## Task objective
Quote each line exactly, from the line that contains "OCR this image." down to the last line of the listing, and no other lines.

[START Material for the task]

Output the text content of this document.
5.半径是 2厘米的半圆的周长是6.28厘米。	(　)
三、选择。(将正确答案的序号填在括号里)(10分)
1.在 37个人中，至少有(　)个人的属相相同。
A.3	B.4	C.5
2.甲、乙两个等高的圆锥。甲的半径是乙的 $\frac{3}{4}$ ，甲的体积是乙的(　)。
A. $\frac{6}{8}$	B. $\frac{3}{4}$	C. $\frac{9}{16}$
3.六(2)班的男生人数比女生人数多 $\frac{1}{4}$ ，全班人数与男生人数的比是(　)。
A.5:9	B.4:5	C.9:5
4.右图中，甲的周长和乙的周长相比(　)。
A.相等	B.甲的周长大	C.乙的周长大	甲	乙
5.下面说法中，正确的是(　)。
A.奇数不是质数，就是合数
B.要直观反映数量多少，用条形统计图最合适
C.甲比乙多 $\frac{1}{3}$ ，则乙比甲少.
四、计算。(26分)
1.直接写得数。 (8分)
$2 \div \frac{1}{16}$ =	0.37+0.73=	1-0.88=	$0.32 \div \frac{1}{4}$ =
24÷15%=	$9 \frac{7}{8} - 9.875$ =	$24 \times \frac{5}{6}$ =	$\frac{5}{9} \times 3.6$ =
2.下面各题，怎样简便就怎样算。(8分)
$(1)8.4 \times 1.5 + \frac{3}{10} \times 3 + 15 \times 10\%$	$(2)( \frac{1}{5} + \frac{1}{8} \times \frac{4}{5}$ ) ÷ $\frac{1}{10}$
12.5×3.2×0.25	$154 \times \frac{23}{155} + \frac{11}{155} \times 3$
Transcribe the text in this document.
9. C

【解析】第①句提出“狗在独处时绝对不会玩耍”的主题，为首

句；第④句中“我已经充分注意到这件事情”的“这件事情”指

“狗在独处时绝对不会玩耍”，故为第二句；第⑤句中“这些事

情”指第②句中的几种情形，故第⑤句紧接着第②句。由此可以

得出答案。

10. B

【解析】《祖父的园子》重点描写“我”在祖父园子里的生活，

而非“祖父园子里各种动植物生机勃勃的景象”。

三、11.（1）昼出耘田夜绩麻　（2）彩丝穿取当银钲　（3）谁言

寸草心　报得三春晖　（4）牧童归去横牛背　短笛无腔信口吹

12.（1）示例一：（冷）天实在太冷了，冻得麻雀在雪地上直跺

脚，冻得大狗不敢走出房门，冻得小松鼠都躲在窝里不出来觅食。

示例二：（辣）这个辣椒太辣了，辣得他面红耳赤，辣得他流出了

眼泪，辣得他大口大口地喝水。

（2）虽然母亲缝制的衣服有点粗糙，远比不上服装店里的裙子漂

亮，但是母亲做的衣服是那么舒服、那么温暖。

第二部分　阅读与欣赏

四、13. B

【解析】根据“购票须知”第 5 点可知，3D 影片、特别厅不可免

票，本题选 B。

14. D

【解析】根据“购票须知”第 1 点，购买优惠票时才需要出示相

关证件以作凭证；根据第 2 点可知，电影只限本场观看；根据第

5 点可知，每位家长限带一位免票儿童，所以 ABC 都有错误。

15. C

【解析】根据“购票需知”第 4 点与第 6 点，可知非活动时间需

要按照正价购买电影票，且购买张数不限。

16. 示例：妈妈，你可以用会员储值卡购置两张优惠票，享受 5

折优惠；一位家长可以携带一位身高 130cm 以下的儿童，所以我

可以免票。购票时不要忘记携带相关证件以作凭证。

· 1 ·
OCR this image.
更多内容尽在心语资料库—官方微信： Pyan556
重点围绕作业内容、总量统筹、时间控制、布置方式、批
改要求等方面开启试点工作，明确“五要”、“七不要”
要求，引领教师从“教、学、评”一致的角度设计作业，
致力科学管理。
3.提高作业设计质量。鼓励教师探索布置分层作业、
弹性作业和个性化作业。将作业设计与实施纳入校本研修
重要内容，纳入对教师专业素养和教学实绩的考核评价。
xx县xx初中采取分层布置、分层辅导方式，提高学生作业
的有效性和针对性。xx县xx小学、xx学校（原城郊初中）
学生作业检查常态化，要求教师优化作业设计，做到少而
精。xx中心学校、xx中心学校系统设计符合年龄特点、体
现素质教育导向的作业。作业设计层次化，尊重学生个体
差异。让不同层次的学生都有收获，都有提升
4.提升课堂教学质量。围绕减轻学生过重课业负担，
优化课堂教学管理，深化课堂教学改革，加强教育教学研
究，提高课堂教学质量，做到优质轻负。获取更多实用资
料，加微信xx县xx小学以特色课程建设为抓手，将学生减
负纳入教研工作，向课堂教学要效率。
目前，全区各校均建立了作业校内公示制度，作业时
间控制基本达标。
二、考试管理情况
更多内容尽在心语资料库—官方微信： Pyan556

[END Material for the task]

## Solution for this task
OCR this image.
更多内容尽在心语资料库—官方微信： Pyan556
重点围绕作业内容、总量统筹、时间控制、布置方式、批
改要求等方面开启试点工作，明确“五要”、“七不要”
要求，引领教师从“教、学、评”一致的角度设计作业，
致力科学管理。
3.提高作业设计质量。鼓励教师探索布置分层作业、
弹性作业和个性化作业。将作业设计与实施纳入校本研修
重要内容，纳入对教师专业素养和教学实绩的考核评价。
xx县xx初中采取分层布置、分层辅导方式，提高学生作业
的有效性和针对性。xx县xx小学、xx学校（原城郊初中）
学生作业检查常态化，要求教师优化作业设计，做到少而
精。xx中心学校、xx中心学校系统设计符合年龄特点、体
现素质教育导向的作业。作业设计层次化，尊重学生个体
差异。让不同层次的学生都有收获，都有提升
4.提升课堂教学质量。围绕减轻学生过重课业负担，
优化课堂教学管理，深化课堂教学改革，加强教育教学研
究，提高课堂教学质量，做到优质轻负。获取更多实用资
料，加微信xx县xx小学以特色课程建设为抓手，将学生减
负纳入教研工作，向课堂教学要效率。
目前，全区各校均建立了作业校内公示制度，作业时
间控制基本达标。
二、考试管理情况
更多内容尽在心语资料库—官方微信： Pyan556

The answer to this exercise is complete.